= What the task requires =
Please copy, without any change, the lines of the material that begin with the line containing "line-series xyxy=(114,62,882,338)" and end with the line containing "x-tick-label: 115 xyxy=(670,387,686,410)", including both of those lines.

(Records held in a dataset)
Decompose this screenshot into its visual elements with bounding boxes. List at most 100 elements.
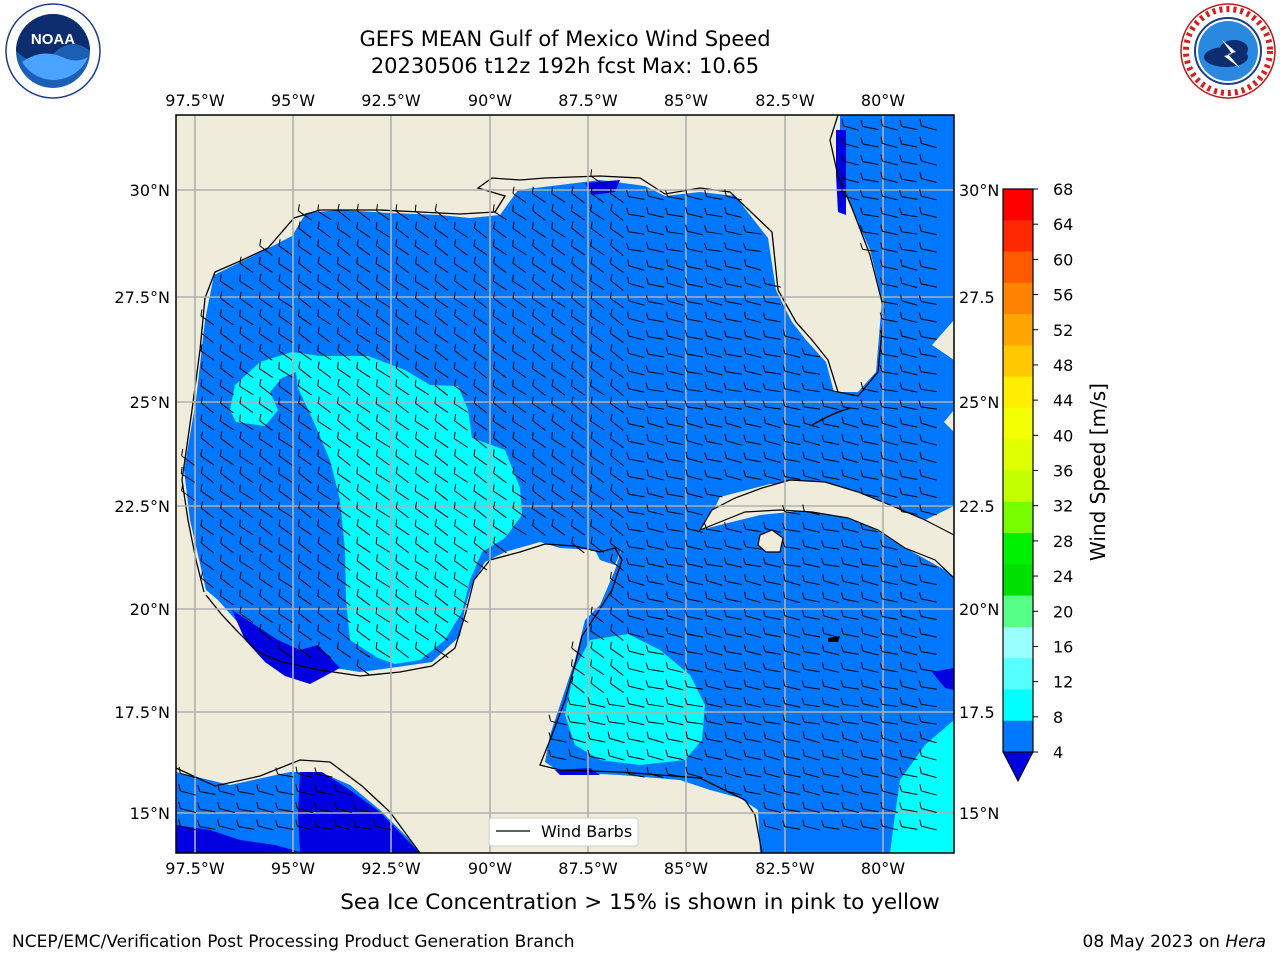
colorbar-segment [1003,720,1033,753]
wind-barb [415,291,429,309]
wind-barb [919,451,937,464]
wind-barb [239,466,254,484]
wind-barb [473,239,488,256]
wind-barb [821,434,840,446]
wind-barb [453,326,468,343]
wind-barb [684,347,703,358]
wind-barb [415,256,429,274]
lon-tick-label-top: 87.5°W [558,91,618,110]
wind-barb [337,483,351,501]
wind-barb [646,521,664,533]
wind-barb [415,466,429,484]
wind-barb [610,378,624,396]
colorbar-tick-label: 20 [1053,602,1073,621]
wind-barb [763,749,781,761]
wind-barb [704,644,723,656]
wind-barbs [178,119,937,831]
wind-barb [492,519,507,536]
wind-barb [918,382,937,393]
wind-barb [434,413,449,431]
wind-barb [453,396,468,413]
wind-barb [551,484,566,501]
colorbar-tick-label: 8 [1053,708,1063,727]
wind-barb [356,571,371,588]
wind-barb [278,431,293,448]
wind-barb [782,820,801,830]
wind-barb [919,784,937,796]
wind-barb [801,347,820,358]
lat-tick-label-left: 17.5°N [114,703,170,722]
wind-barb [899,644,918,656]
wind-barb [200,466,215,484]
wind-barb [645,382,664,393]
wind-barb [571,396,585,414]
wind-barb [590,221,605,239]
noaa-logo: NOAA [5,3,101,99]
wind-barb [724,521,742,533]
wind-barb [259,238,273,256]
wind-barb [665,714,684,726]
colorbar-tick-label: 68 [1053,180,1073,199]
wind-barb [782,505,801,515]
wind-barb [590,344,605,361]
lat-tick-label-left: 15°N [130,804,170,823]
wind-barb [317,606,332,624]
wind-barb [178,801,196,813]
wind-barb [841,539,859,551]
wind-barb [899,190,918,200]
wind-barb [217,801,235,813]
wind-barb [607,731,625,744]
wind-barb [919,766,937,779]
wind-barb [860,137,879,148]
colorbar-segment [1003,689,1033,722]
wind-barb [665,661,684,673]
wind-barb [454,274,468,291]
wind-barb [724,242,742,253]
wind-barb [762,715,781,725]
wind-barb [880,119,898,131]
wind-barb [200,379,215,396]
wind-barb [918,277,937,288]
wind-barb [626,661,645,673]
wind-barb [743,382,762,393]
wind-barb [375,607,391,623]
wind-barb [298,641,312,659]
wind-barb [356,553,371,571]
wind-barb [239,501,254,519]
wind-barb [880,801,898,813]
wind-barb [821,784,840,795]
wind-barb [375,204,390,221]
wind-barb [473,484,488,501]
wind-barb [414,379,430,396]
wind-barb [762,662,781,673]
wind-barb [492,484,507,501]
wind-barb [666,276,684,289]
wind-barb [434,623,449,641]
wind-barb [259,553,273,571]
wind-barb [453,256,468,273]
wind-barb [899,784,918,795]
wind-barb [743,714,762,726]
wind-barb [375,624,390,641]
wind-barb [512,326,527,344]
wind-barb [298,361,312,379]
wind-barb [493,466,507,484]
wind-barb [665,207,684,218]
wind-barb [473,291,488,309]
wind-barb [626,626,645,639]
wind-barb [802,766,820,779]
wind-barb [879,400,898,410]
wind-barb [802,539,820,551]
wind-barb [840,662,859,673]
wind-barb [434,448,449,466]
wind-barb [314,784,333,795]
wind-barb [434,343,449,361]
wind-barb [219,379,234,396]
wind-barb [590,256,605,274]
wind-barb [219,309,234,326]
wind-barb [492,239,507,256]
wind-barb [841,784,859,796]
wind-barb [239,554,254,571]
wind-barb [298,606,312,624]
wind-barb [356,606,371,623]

--

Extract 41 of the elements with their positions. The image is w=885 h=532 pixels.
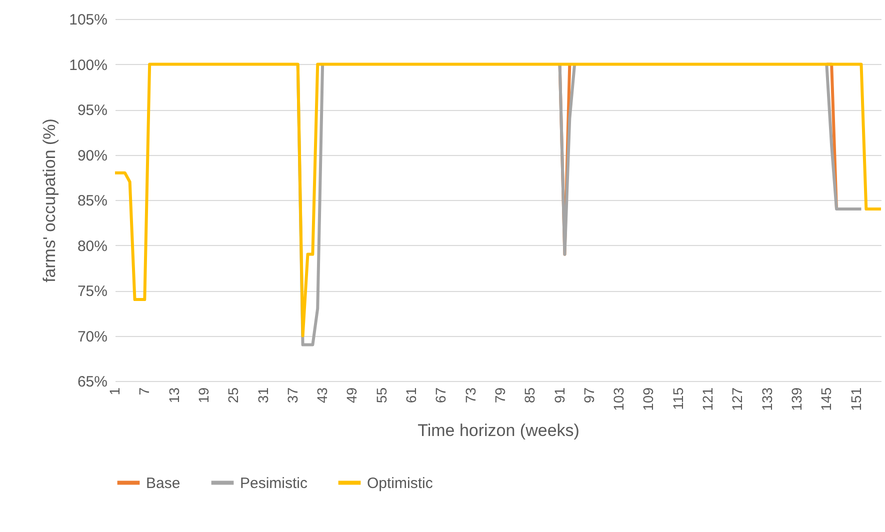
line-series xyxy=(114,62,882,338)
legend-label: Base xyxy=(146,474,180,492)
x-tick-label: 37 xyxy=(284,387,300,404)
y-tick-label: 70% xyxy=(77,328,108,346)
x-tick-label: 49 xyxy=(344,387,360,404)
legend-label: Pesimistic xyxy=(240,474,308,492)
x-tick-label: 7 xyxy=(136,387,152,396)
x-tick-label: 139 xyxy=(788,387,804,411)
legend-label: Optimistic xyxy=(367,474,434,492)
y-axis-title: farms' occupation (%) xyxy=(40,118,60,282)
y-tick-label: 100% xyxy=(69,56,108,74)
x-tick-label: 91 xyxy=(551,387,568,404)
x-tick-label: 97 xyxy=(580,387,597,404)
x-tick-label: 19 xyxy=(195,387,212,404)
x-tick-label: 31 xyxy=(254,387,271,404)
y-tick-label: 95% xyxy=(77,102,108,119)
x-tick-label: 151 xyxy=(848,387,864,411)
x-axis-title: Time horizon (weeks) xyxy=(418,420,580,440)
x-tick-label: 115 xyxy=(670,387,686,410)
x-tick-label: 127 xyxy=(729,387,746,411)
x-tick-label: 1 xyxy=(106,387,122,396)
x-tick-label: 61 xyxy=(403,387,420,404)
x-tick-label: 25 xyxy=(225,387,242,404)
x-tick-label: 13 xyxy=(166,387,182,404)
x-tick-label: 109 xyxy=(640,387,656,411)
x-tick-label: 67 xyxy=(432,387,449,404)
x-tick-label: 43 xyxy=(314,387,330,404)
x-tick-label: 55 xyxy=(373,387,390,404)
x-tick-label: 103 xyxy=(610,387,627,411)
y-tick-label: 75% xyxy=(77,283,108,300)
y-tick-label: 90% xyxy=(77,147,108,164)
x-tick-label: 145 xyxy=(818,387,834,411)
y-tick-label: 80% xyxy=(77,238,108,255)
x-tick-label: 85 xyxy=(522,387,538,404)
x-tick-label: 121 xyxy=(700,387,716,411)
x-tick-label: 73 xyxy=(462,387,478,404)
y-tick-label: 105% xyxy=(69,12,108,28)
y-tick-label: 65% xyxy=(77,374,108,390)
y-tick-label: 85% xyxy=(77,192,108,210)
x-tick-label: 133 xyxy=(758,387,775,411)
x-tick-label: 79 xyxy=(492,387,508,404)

= Complete answer =
line-series xyxy=(114,62,882,338)
legend-label: Base xyxy=(146,474,180,492)
x-tick-label: 37 xyxy=(284,387,300,404)
y-tick-label: 70% xyxy=(77,328,108,346)
x-tick-label: 49 xyxy=(344,387,360,404)
legend-label: Pesimistic xyxy=(240,474,308,492)
x-tick-label: 7 xyxy=(136,387,152,396)
x-tick-label: 139 xyxy=(788,387,804,411)
legend-label: Optimistic xyxy=(367,474,434,492)
y-axis-title: farms' occupation (%) xyxy=(40,118,60,282)
y-tick-label: 100% xyxy=(69,56,108,74)
x-tick-label: 91 xyxy=(551,387,568,404)
x-tick-label: 97 xyxy=(580,387,597,404)
x-tick-label: 19 xyxy=(195,387,212,404)
x-tick-label: 31 xyxy=(254,387,271,404)
y-tick-label: 95% xyxy=(77,102,108,119)
x-tick-label: 151 xyxy=(848,387,864,411)
x-axis-title: Time horizon (weeks) xyxy=(418,420,580,440)
x-tick-label: 115 xyxy=(670,387,686,410)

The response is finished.